*Selection*
** begin **
Replica Calculation Formula

For a utilization target (percentage of requests):

desiredReplicas = ceil(currentReplicas × (currentUtilization / targetUtilization))

For an average value target:

desiredReplicas = ceil(currentReplicas × (totalMetricValue / (targetAverageValue × currentReplicas)))
                = ceil(totalMetricValue / targetAverageValue)

Pods in non-Ready state (Pending, Terminating, or recently started) are excluded from metric averaging to avoid false scale-ups during rollouts.

Missing metrics = optimistic default
If metric data is unavailable for a pod (e.g., pod just started, metrics-server lag), that pod's metric is assumed to be at 100% of target for scale-up calculations and 0% for scale-down. This prevents premature scale-down during rollouts. If all pods' metrics are unavailable, the HPA takes no action (neither scales up nor down).

HPA Spec — Full Reference

apiVersion: autoscaling/v2
kind: HorizontalPodAutoscaler
metadata:
  name: api-server-hpa
  namespace: production
spec:
  # --- Target workload ---
  scaleTargetRef:
    apiVersion: apps/v1
    kind: Deployment
    name: api-server

  # --- Replica bounds ---
  minReplicas: 3          # Never scale below this (default: 1)
  maxReplicas: 50         # Hard ceiling

  # --- Metrics (evaluated independently; max desired wins) ---
  metrics:
    # 1. CPU utilization (% of requests)
    - type: Resource
      resource:
        name: cpu
        target:
          type: Utilization
          averageUtilization: 70     # Target 70% of CPU requests across all pods

    # 2. Memory — use AverageValue, not Utilization (memory doesn't release fast)
    - type: Resource
      resource:
        name: memory
        target:
          type: AverageValue
          averageValue: 800Mi        # Target 800Mi average per pod

    # 3. Per-container CPU (ContainerResource — GA 1.20)
    - type: ContainerResource
      containerResource:
        name: cpu
        container: proxy-sidecar    # Scale based on sidecar, not main container
        target:
          type: Utilization
          averageUtilization: 80

    # 4. Custom metric from Pods (per-pod, summed across replicas)
    - type: Pods
      pods:
        metric:
          name: http_requests_per_second
        target:
          type: AverageValue
          averageValue: "500"        # 500 RPS per pod target

    # 5. Custom metric from Object (single source, e.g., Ingress)
    - type: Object
      object:
        metric:
          name: ingress_requests_per_second
        describedObject:
          apiVersion: networking.k8s.io/v1
          kind: Ingress
          name: api-ingress
        target:
          type: Value
          value: "10000"            # Total 10k RPS on this Ingress

    # 6. External metric (cloud queue, external system)
** end **
*Element position data*
** begin **
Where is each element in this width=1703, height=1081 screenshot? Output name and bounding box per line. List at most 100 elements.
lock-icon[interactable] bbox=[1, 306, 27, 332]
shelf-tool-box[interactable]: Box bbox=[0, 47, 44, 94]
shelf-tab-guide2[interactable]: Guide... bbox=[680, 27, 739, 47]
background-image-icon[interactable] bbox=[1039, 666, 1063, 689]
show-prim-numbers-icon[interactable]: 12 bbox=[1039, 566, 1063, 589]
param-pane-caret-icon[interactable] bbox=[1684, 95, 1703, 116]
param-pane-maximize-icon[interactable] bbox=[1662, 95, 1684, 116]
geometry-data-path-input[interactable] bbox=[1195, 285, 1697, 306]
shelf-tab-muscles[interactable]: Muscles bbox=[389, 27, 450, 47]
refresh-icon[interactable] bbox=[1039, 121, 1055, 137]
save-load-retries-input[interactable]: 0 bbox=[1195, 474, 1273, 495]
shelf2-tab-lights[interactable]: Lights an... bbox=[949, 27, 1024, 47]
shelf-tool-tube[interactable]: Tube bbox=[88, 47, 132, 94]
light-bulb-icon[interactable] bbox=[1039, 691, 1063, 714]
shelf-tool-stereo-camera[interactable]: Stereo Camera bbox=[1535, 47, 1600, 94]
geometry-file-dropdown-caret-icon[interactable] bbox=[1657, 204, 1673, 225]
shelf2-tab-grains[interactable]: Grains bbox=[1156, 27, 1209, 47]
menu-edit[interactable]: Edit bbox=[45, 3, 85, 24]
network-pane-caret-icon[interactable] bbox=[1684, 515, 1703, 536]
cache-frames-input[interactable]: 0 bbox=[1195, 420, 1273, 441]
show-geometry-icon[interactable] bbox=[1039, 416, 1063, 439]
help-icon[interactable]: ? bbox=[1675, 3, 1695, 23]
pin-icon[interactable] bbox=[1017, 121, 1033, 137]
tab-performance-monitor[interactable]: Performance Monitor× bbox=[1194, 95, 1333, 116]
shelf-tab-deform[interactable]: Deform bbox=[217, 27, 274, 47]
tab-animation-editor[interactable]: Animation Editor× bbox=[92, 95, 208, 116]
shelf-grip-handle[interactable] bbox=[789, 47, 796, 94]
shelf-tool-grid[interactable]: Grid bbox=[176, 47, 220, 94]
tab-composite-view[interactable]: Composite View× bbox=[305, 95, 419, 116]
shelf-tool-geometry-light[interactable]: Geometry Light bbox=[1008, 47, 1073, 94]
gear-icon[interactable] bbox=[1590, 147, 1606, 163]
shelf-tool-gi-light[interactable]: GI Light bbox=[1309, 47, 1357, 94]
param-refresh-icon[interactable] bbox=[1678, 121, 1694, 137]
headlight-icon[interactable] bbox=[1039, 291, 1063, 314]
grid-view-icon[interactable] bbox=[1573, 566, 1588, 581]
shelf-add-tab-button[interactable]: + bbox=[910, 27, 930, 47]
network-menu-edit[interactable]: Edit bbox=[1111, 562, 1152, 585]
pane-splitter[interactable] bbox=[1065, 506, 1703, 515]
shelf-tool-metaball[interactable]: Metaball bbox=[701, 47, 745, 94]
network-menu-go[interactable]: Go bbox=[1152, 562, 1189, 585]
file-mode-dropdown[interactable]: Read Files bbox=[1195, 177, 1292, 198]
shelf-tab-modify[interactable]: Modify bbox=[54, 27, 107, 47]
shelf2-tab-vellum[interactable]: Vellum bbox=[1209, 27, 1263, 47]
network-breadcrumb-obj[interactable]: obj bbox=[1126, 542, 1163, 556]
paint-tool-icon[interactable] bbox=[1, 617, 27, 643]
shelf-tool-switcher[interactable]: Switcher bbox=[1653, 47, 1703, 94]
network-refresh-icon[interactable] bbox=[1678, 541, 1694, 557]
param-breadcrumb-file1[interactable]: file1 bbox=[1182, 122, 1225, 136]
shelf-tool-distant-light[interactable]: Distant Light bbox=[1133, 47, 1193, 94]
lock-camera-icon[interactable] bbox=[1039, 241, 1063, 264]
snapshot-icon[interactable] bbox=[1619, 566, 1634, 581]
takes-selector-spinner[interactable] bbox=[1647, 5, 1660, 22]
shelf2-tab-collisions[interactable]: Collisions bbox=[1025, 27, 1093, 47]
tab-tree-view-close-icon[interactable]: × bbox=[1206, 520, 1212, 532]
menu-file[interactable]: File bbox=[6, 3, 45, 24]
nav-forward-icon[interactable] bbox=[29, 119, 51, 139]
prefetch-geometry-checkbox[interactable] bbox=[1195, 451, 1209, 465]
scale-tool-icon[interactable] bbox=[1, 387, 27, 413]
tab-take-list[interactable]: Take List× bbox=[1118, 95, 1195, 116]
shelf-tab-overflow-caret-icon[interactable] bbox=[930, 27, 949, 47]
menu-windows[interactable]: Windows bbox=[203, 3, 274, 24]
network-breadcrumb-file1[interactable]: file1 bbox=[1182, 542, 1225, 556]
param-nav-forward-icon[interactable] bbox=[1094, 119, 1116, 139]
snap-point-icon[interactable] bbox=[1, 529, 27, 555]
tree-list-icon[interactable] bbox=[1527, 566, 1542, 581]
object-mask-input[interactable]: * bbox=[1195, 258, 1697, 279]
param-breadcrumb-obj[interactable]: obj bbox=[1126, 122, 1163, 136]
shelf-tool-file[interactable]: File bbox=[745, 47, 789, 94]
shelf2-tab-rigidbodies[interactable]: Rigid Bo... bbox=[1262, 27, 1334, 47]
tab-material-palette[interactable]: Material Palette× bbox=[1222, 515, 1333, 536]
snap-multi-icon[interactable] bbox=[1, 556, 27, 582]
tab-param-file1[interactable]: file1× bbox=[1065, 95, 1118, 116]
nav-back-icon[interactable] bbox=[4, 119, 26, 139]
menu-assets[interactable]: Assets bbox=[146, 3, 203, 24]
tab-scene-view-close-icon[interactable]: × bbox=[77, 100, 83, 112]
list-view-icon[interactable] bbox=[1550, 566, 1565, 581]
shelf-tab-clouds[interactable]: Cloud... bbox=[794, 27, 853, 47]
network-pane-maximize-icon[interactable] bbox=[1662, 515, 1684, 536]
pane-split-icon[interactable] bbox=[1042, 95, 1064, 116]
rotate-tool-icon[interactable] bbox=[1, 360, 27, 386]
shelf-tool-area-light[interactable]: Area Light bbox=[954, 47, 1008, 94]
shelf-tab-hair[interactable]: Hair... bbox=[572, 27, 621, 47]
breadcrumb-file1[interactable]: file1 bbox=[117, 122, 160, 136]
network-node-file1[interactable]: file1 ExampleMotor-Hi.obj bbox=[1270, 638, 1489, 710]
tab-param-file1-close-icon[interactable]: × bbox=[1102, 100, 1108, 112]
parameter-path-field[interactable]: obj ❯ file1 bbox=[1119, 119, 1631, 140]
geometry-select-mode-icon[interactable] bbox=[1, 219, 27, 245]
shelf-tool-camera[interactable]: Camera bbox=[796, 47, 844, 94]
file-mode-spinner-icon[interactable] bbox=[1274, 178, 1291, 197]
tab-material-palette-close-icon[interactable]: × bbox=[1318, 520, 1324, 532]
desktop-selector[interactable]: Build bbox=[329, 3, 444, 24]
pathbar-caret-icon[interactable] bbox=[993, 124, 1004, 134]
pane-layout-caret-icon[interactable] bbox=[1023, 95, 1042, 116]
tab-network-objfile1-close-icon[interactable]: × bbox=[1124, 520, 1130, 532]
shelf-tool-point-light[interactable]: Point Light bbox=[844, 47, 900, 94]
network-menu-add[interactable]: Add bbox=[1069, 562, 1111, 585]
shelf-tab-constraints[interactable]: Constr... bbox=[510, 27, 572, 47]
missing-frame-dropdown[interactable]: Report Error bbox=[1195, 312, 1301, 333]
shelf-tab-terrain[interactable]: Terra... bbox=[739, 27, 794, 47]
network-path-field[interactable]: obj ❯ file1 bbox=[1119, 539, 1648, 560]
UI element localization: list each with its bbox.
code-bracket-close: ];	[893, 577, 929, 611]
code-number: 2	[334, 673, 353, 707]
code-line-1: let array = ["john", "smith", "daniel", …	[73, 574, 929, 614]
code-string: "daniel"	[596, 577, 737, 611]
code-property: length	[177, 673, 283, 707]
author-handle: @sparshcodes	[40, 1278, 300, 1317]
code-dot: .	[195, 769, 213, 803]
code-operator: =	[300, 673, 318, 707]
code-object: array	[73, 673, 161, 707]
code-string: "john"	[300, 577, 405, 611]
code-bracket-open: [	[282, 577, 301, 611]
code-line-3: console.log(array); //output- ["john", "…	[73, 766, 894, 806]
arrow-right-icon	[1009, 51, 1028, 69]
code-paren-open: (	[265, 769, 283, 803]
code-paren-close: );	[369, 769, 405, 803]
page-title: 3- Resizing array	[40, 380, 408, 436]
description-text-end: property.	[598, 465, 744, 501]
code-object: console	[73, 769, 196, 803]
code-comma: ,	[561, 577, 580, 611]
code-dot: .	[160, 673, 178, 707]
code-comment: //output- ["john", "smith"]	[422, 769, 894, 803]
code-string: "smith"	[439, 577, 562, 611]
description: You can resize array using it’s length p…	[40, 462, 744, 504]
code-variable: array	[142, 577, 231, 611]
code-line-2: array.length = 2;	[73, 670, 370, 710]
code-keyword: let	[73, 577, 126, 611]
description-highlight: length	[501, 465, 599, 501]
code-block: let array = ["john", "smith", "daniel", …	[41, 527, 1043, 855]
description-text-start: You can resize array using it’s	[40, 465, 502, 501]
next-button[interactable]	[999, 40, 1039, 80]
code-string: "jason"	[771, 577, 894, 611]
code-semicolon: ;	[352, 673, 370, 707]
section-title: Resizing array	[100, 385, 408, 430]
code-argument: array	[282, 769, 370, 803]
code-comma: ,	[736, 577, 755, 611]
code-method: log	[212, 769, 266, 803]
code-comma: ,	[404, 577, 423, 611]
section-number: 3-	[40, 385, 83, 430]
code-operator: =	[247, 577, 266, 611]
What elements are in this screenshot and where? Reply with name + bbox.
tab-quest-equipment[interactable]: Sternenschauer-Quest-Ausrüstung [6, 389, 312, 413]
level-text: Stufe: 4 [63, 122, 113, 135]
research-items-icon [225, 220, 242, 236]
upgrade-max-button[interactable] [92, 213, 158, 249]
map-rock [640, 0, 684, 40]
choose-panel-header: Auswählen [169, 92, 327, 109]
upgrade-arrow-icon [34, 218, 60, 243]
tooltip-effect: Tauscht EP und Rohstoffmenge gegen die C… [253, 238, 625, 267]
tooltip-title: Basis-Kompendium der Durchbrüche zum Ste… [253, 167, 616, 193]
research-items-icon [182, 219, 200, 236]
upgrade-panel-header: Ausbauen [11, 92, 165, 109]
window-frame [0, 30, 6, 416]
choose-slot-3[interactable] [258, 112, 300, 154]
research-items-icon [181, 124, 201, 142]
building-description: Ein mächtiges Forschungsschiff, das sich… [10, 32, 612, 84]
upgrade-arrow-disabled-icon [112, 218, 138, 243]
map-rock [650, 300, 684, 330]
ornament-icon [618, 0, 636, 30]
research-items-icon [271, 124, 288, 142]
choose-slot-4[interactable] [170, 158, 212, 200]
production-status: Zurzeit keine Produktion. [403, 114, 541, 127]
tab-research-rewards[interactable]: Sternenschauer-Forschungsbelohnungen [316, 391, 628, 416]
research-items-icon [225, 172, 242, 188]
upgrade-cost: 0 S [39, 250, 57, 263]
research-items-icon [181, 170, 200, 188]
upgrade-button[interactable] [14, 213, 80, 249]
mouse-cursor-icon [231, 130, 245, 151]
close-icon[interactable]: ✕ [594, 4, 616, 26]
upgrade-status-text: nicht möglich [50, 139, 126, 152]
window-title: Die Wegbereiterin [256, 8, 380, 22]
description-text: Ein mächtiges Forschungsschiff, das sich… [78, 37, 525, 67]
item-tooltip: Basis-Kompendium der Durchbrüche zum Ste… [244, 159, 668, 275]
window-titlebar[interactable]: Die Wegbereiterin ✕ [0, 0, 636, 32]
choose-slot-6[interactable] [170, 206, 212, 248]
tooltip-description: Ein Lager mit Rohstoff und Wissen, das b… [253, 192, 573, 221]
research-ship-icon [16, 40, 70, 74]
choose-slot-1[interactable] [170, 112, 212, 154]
** end **
*Exercise brief*
Answer these questions about the HPA text:
(a) When metric data is unavailable for a pod, what value is that pod's metric assumed to have for scale-up calculations?
(b) What is the maxReplicas value in the spec?
(c) Which container does the per-container CPU metric scale on?

*Output for this exercise*
(a) 100% of target
(b) 50
(c) proxy-sidecar